RECORDS FOR THE EXERCISE ->
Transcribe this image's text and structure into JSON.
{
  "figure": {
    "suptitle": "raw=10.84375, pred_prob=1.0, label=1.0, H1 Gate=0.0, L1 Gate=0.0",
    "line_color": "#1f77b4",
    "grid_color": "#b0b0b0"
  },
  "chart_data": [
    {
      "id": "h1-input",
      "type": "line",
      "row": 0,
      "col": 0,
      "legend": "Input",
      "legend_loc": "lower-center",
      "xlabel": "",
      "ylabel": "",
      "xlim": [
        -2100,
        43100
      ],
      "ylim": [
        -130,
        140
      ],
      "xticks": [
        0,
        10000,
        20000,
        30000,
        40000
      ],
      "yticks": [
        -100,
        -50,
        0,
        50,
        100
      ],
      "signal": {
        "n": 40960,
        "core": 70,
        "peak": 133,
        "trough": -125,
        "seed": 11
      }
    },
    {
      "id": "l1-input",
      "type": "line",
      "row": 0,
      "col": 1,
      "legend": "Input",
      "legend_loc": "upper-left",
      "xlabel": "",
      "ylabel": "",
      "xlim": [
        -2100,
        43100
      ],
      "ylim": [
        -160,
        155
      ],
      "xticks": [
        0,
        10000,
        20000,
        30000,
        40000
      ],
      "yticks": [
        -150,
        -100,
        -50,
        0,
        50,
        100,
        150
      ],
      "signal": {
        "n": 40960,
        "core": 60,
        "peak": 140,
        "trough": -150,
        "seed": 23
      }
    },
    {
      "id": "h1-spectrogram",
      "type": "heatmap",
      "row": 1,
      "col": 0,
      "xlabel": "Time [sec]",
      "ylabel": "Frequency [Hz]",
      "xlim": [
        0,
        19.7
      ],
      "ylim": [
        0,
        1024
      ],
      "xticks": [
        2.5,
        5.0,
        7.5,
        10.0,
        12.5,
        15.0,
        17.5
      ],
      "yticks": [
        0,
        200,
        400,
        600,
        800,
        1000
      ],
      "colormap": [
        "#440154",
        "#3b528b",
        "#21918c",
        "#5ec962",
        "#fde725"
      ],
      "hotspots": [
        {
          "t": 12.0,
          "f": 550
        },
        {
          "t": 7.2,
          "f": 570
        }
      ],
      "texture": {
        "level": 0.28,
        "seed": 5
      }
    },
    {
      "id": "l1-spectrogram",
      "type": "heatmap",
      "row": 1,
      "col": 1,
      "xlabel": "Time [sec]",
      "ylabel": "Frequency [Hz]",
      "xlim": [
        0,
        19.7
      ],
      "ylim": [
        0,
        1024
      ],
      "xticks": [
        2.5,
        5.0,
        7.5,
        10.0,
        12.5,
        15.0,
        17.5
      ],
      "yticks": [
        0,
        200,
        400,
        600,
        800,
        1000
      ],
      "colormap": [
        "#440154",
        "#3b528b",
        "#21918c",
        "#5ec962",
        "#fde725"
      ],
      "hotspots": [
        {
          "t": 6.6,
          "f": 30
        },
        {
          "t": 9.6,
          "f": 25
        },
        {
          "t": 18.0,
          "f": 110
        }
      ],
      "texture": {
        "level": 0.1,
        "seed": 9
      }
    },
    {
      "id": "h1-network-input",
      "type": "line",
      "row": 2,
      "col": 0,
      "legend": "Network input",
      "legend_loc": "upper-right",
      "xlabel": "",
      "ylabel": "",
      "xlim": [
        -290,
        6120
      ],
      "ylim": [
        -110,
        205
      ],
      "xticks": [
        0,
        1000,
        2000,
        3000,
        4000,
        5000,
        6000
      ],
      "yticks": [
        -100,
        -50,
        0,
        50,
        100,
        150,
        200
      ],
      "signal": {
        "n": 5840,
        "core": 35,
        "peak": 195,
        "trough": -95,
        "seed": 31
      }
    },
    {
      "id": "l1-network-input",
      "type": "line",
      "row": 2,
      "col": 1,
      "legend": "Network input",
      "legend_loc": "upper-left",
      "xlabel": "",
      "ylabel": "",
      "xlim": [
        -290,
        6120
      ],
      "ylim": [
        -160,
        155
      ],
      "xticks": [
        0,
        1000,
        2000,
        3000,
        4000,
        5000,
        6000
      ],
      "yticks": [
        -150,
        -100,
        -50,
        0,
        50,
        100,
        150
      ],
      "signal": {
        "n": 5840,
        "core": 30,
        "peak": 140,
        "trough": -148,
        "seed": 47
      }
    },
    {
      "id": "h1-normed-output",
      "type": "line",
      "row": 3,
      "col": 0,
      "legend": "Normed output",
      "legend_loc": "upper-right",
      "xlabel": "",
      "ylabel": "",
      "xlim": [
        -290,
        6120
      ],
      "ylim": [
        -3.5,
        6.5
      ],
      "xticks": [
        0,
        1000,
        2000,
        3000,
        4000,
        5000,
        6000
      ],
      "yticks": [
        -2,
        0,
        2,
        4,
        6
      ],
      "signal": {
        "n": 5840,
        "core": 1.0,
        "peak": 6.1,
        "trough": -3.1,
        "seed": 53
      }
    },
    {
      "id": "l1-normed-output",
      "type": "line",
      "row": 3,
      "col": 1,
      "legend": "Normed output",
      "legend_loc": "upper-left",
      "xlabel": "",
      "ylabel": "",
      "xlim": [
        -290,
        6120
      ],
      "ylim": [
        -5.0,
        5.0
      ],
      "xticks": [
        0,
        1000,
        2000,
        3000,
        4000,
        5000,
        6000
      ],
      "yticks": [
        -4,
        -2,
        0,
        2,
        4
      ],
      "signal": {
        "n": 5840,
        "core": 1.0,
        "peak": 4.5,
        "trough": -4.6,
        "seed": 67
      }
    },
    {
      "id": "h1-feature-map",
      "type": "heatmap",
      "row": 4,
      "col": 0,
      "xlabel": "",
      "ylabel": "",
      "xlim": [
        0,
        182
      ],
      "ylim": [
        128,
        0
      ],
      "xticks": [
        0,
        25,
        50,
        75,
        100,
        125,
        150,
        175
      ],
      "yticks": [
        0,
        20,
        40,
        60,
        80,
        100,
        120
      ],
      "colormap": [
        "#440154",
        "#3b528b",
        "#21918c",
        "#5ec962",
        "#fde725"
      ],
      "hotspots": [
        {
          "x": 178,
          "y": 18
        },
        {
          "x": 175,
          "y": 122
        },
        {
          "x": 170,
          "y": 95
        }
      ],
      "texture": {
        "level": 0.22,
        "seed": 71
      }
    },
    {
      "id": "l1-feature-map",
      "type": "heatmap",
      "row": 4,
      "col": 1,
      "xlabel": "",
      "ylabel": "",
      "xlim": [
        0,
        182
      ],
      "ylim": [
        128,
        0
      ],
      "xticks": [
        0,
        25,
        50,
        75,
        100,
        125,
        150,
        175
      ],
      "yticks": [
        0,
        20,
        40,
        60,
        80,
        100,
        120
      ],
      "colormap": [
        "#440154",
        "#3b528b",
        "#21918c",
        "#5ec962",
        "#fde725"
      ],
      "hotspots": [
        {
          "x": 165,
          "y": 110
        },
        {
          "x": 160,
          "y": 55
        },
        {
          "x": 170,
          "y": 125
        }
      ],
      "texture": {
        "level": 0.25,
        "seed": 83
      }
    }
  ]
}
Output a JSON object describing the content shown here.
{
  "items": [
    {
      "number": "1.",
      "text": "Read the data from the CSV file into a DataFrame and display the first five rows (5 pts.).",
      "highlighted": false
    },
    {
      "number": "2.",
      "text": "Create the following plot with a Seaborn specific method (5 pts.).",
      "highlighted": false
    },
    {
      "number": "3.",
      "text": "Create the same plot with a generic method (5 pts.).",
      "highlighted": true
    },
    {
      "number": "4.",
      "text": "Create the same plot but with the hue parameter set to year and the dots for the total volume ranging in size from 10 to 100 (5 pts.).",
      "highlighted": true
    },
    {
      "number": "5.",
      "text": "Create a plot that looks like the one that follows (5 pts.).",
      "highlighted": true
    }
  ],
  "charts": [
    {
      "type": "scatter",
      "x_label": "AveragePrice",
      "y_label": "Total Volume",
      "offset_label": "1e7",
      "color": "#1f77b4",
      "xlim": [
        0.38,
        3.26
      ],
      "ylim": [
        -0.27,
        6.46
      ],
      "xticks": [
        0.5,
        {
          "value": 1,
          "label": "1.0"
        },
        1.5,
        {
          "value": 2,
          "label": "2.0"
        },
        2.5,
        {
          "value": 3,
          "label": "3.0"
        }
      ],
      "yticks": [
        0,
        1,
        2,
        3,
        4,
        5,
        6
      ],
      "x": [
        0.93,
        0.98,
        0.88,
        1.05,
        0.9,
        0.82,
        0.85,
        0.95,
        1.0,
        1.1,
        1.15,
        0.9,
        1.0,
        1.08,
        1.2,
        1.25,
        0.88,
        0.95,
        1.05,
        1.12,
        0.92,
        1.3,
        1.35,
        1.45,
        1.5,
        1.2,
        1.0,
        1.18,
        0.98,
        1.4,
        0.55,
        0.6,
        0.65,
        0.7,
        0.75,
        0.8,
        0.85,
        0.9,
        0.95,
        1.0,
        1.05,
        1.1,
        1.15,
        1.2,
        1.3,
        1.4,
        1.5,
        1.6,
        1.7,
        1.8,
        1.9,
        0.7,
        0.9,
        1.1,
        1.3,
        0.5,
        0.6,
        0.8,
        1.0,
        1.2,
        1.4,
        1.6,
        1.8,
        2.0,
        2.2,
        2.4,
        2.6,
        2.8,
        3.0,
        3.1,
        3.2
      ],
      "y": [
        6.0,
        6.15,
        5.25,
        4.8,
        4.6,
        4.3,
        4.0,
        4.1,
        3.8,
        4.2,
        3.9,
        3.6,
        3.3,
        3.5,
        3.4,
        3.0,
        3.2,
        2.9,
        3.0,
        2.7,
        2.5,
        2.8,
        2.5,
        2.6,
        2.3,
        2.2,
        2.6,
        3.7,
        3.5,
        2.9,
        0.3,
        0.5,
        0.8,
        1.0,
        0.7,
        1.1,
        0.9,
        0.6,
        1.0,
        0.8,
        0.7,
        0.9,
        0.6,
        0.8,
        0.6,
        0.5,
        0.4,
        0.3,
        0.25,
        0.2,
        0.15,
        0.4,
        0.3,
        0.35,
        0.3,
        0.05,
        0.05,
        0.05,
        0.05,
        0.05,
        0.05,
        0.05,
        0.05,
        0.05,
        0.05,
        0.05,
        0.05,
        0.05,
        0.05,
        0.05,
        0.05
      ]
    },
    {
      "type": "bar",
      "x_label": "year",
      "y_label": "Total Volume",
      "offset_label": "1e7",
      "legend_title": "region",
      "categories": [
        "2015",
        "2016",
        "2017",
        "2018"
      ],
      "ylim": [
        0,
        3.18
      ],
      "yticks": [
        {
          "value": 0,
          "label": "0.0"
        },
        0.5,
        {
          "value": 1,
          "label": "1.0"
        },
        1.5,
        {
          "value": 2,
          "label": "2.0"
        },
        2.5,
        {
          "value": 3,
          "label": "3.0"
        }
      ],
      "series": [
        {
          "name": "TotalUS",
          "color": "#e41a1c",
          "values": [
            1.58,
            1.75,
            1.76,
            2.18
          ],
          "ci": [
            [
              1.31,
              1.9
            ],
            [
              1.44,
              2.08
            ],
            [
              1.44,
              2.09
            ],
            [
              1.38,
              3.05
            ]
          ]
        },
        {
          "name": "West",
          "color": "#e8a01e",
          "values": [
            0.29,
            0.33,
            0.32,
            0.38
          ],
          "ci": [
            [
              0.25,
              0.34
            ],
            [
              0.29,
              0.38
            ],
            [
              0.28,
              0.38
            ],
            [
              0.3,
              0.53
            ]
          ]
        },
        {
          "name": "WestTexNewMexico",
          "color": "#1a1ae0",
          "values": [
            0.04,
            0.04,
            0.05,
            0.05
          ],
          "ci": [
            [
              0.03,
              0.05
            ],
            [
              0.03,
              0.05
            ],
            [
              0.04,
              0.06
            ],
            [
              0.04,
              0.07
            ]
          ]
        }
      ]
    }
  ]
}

STATED GOAL -> Your reply is one number: how many lines of the records above contain the word "method".

SOLUTION -> 2